[EXERCISE]:
Gather all lines from the material that contain the word "собою".

Recorded data:
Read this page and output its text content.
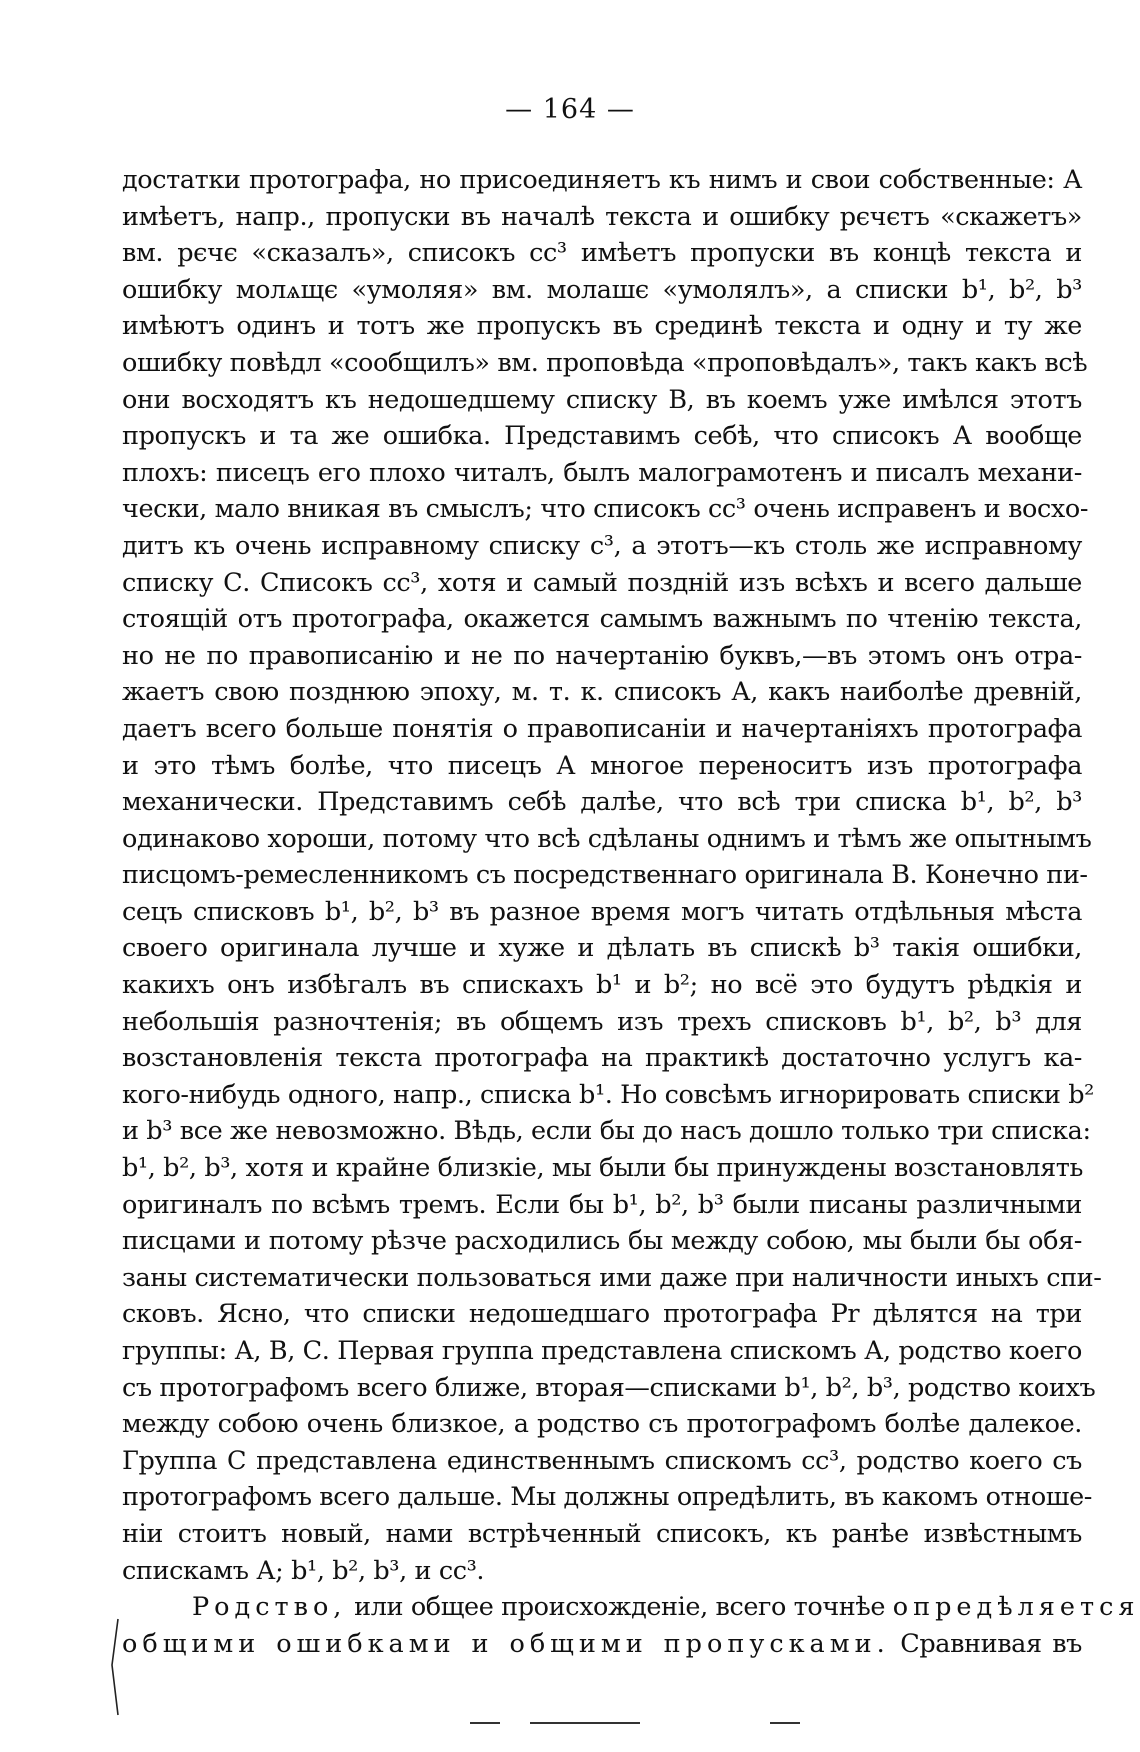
— 164 —
достатки протографа, но присоединяетъ къ нимъ и свои собственные: А
имѣетъ, напр., пропуски въ началѣ текста и ошибку рєчєтъ «скажетъ»
вм. рєчє «сказалъ», списокъ сс³ имѣетъ пропуски въ концѣ текста и
ошибку молѧщє «умоляя» вм. молашє «умолялъ», а списки b¹, b², b³
имѣютъ одинъ и тотъ же пропускъ въ срединѣ текста и одну и ту же
ошибку повѣдл «сообщилъ» вм. проповѣда «проповѣдалъ», такъ какъ всѣ
они восходятъ къ недошедшему списку В, въ коемъ уже имѣлся этотъ
пропускъ и та же ошибка. Представимъ себѣ, что списокъ А вообще
плохъ: писецъ его плохо читалъ, былъ малограмотенъ и писалъ механи-
чески, мало вникая въ смыслъ; что списокъ сс³ очень исправенъ и восхо-
дитъ къ очень исправному списку с³, а этотъ—къ столь же исправному
списку С. Списокъ сс³, хотя и самый поздній изъ всѣхъ и всего дальше
стоящій отъ протографа, окажется самымъ важнымъ по чтенію текста,
но не по правописанію и не по начертанію буквъ,—въ этомъ онъ отра-
жаетъ свою позднюю эпоху, м. т. к. списокъ А, какъ наиболѣе древній,
даетъ всего больше понятія о правописаніи и начертаніяхъ протографа
и это тѣмъ болѣе, что писецъ А многое переноситъ изъ протографа
механически. Представимъ себѣ далѣе, что всѣ три списка b¹, b², b³
одинаково хороши, потому что всѣ сдѣланы однимъ и тѣмъ же опытнымъ
писцомъ-ремесленникомъ съ посредственнаго оригинала В. Конечно пи-
сецъ списковъ b¹, b², b³ въ разное время могъ читать отдѣльныя мѣста
своего оригинала лучше и хуже и дѣлать въ спискѣ b³ такія ошибки,
какихъ онъ избѣгалъ въ спискахъ b¹ и b²; но всё это будутъ рѣдкія и
небольшія разночтенія; въ общемъ изъ трехъ списковъ b¹, b², b³ для
возстановленія текста протографа на практикѣ достаточно услугъ ка-
кого-нибудь одного, напр., списка b¹. Но совсѣмъ игнорировать списки b²
и b³ все же невозможно. Вѣдь, если бы до насъ дошло только три списка:
b¹, b², b³, хотя и крайне близкіе, мы были бы принуждены возстановлять
оригиналъ по всѣмъ тремъ. Если бы b¹, b², b³ были писаны различными
писцами и потому рѣзче расходились бы между собою, мы были бы обя-
заны систематически пользоваться ими даже при наличности иныхъ спи-
сковъ. Ясно, что списки недошедшаго протографа Pr дѣлятся на три
группы: А, В, С. Первая группа представлена спискомъ А, родство коего
съ протографомъ всего ближе, вторая—списками b¹, b², b³, родство коихъ
между собою очень близкое, а родство съ протографомъ болѣе далекое.
Группа С представлена единственнымъ спискомъ сс³, родство коего съ
протографомъ всего дальше. Мы должны опредѣлить, въ какомъ отноше-
ніи стоитъ новый, нами встрѣченный списокъ, къ ранѣе извѣстнымъ
спискамъ А; b¹, b², b³, и сс³.
Родство, или общее происхожденіе, всего точнѣе опредѣляется
общими ошибками и общими пропусками. Сравнивая въ
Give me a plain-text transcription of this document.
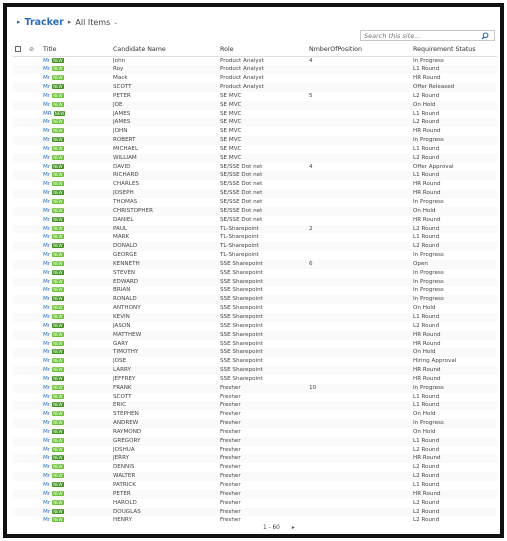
▸ Tracker ▸ All Items ⌄
Search this site...
	⊘	Title	Candidate Name	Role	NmberOfPosition	Requirement Status
		Mr NEW	John	Product Analyst	4	In Progress
		Mr NEW	Roy	Product Analyst		L1 Round
		Mr NEW	Mack	Product Analyst		HR Round
		Mr NEW	SCOTT	Product Analyst		Offer Released
		Mr NEW	PETER	SE MVC	5	L2 Round
		Mr NEW	JOE	SE MVC		On Hold
		MR NEW	JAMES	SE MVC		L1 Round
		Mr NEW	JAMES	SE MVC		L2 Round
		Mr NEW	JOHN	SE MVC		HR Round
		Mr NEW	ROBERT	SE MVC		In Progress
		Mr NEW	MICHAEL	SE MVC		L1 Round
		Mr NEW	WILLIAM	SE MVC		L2 Round
		Mr NEW	DAVID	SE/SSE Dot net	4	Offer Approval
		Mr NEW	RICHARD	SE/SSE Dot net		L1 Round
		Mr NEW	CHARLES	SE/SSE Dot net		HR Round
		Mr NEW	JOSEPH	SE/SSE Dot net		HR Round
		Mr NEW	THOMAS	SE/SSE Dot net		In Progress
		Mr NEW	CHRISTOPHER	SE/SSE Dot net		On Hold
		Mr NEW	DANIEL	SE/SSE Dot net		HR Round
		Mr NEW	PAUL	TL-Sharepoint	2	L2 Round
		Mr NEW	MARK	TL-Sharepoint		L1 Round
		Mr NEW	DONALD	TL-Sharepoint		L2 Round
		Mr NEW	GEORGE	TL-Sharepoint		In Progress
		Mr NEW	KENNETH	SSE Sharepoint	6	Open
		Mr NEW	STEVEN	SSE Sharepoint		In Progress
		Mr NEW	EDWARD	SSE Sharepoint		In Progress
		Mr NEW	BRIAN	SSE Sharepoint		In Progress
		Mr NEW	RONALD	SSE Sharepoint		In Progress
		Mr NEW	ANTHONY	SSE Sharepoint		On Hold
		Mr NEW	KEVIN	SSE Sharepoint		L1 Round
		Mr NEW	JASON	SSE Sharepoint		L2 Round
		Mr NEW	MATTHEW	SSE Sharepoint		HR Round
		Mr NEW	GARY	SSE Sharepoint		HR Round
		Mr NEW	TIMOTHY	SSE Sharepoint		On Hold
		Mr NEW	JOSE	SSE Sharepoint		Hiring Approval
		Mr NEW	LARRY	SSE Sharepoint		HR Round
		Mr NEW	JEFFREY	SSE Sharepoint		HR Round
		Mr NEW	FRANK	Fresher	10	In Progress
		Mr NEW	SCOTT	Fresher		L1 Round
		Mr NEW	ERIC	Fresher		L1 Round
		Mr NEW	STEPHEN	Fresher		On Hold
		Mr NEW	ANDREW	Fresher		In Progress
		Mr NEW	RAYMOND	Fresher		On Hold
		Mr NEW	GREGORY	Fresher		L1 Round
		Mr NEW	JOSHUA	Fresher		L2 Round
		Mr NEW	JERRY	Fresher		HR Round
		Mr NEW	DENNIS	Fresher		L2 Round
		Mr NEW	WALTER	Fresher		L2 Round
		Mr NEW	PATRICK	Fresher		L1 Round
		Mr NEW	PETER	Fresher		HR Round
		Mr NEW	HAROLD	Fresher		L2 Round
		Mr NEW	DOUGLAS	Fresher		L2 Round
		Mr NEW	HENRY	Fresher		L2 Round
1 - 60 ▸
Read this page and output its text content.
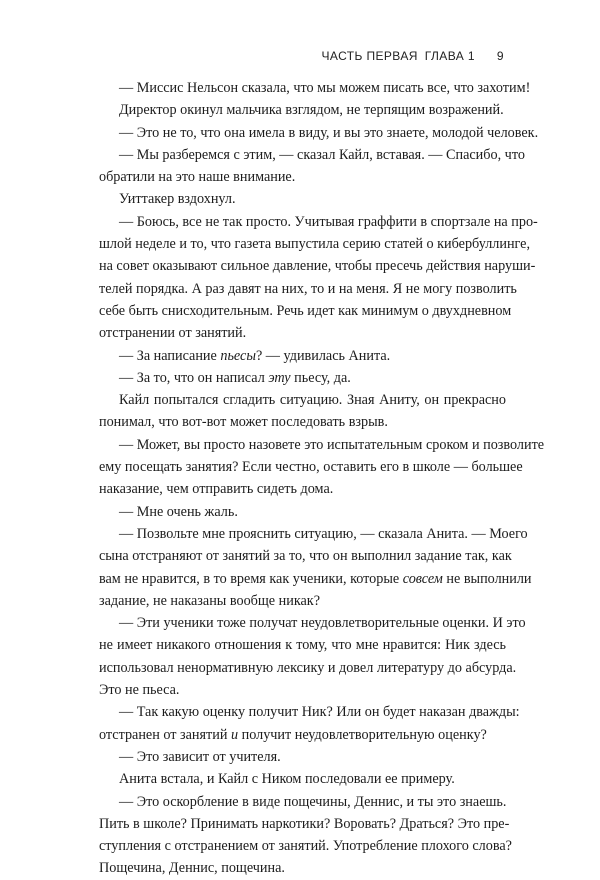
ЧАСТЬ ПЕРВАЯ ГЛАВА 1 9
— Миссис Нельсон сказала, что мы можем писать все, что захотим!
Директор окинул мальчика взглядом, не терпящим возражений.
— Это не то, что она имела в виду, и вы это знаете, молодой человек.
— Мы разберемся с этим, — сказал Кайл, вставая. — Спасибо, что
обратили на это наше внимание.
Уиттакер вздохнул.
— Боюсь, все не так просто. Учитывая граффити в спортзале на про-
шлой неделе и то, что газета выпустила серию статей о кибербуллинге,
на совет оказывают сильное давление, чтобы пресечь действия наруши-
телей порядка. А раз давят на них, то и на меня. Я не могу позволить
себе быть снисходительным. Речь идет как минимум о двухдневном
отстранении от занятий.
— За написание пьесы? — удивилась Анита.
— За то, что он написал эту пьесу, да.
Кайл попытался сгладить ситуацию. Зная Аниту, он прекрасно
понимал, что вот-вот может последовать взрыв.
— Может, вы просто назовете это испытательным сроком и позволите
ему посещать занятия? Если честно, оставить его в школе — большее
наказание, чем отправить сидеть дома.
— Мне очень жаль.
— Позвольте мне прояснить ситуацию, — сказала Анита. — Моего
сына отстраняют от занятий за то, что он выполнил задание так, как
вам не нравится, в то время как ученики, которые совсем не выполнили
задание, не наказаны вообще никак?
— Эти ученики тоже получат неудовлетворительные оценки. И это
не имеет никакого отношения к тому, что мне нравится: Ник здесь
использовал ненормативную лексику и довел литературу до абсурда.
Это не пьеса.
— Так какую оценку получит Ник? Или он будет наказан дважды:
отстранен от занятий и получит неудовлетворительную оценку?
— Это зависит от учителя.
Анита встала, и Кайл с Ником последовали ее примеру.
— Это оскорбление в виде пощечины, Деннис, и ты это знаешь.
Пить в школе? Принимать наркотики? Воровать? Драться? Это пре-
ступления с отстранением от занятий. Употребление плохого слова?
Пощечина, Деннис, пощечина.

[WORKED ANSWER]:
писцами и потому рѣзче расходились бы между собою, мы были бы обя-
между собою очень близкое, а родство съ протографомъ болѣе далекое.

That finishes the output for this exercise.